==== Information provided ====

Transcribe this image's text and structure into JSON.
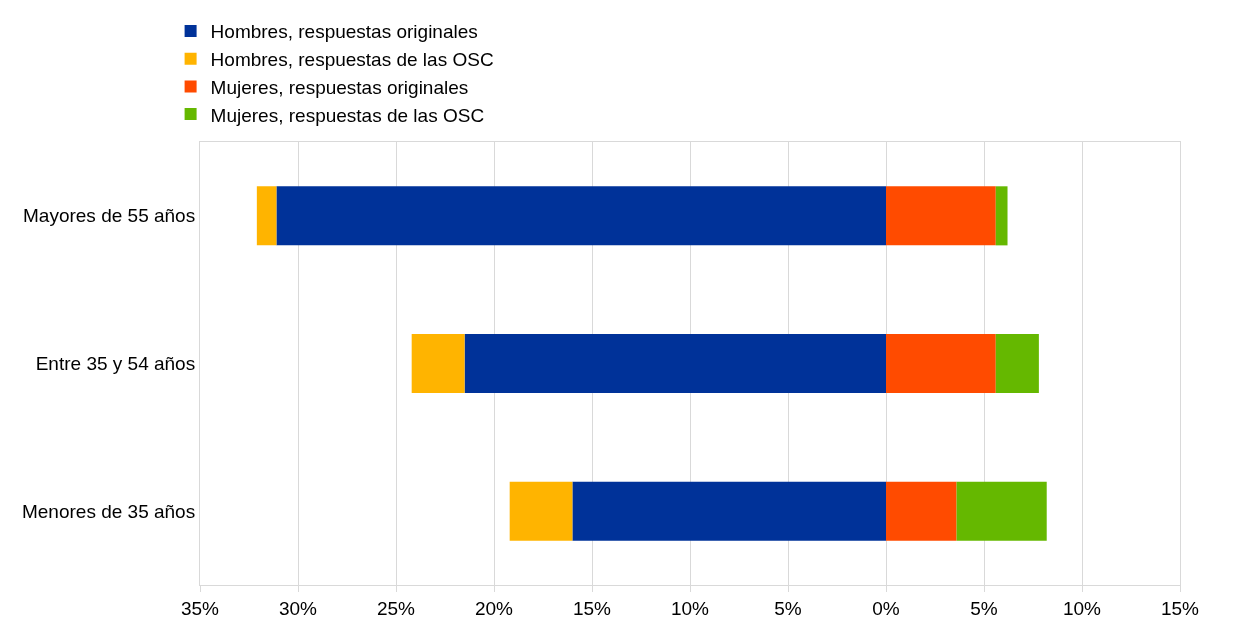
{
  "chart_data": {
    "type": "bar",
    "orientation": "horizontal",
    "stacked": true,
    "categories": [
      "Mayores de 55 años",
      "Entre 35 y 54 años",
      "Menores de 35 años"
    ],
    "series": [
      {
        "name": "Hombres, respuestas originales",
        "color": "#003299",
        "values": [
          -31.1,
          -21.5,
          -16.0
        ]
      },
      {
        "name": "Hombres, respuestas de las OSC",
        "color": "#ffb400",
        "values": [
          -1.0,
          -2.7,
          -3.2
        ]
      },
      {
        "name": "Mujeres, respuestas originales",
        "color": "#ff4b00",
        "values": [
          5.6,
          5.6,
          3.6
        ]
      },
      {
        "name": "Mujeres, respuestas de las OSC",
        "color": "#65b800",
        "values": [
          0.6,
          2.2,
          4.6
        ]
      }
    ],
    "xlim": [
      -35,
      15
    ],
    "xticks": [
      {
        "value": -35,
        "label": "35%"
      },
      {
        "value": -30,
        "label": "30%"
      },
      {
        "value": -25,
        "label": "25%"
      },
      {
        "value": -20,
        "label": "20%"
      },
      {
        "value": -15,
        "label": "15%"
      },
      {
        "value": -10,
        "label": "10%"
      },
      {
        "value": -5,
        "label": "5%"
      },
      {
        "value": 0,
        "label": "0%"
      },
      {
        "value": 5,
        "label": "5%"
      },
      {
        "value": 10,
        "label": "10%"
      },
      {
        "value": 15,
        "label": "15%"
      }
    ],
    "grid": "x",
    "legend": "top left"
  }
}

====

- Task description
Of the lines in the data, how many contain the word "name"? Provide the number and nothing further.

- Correct response
4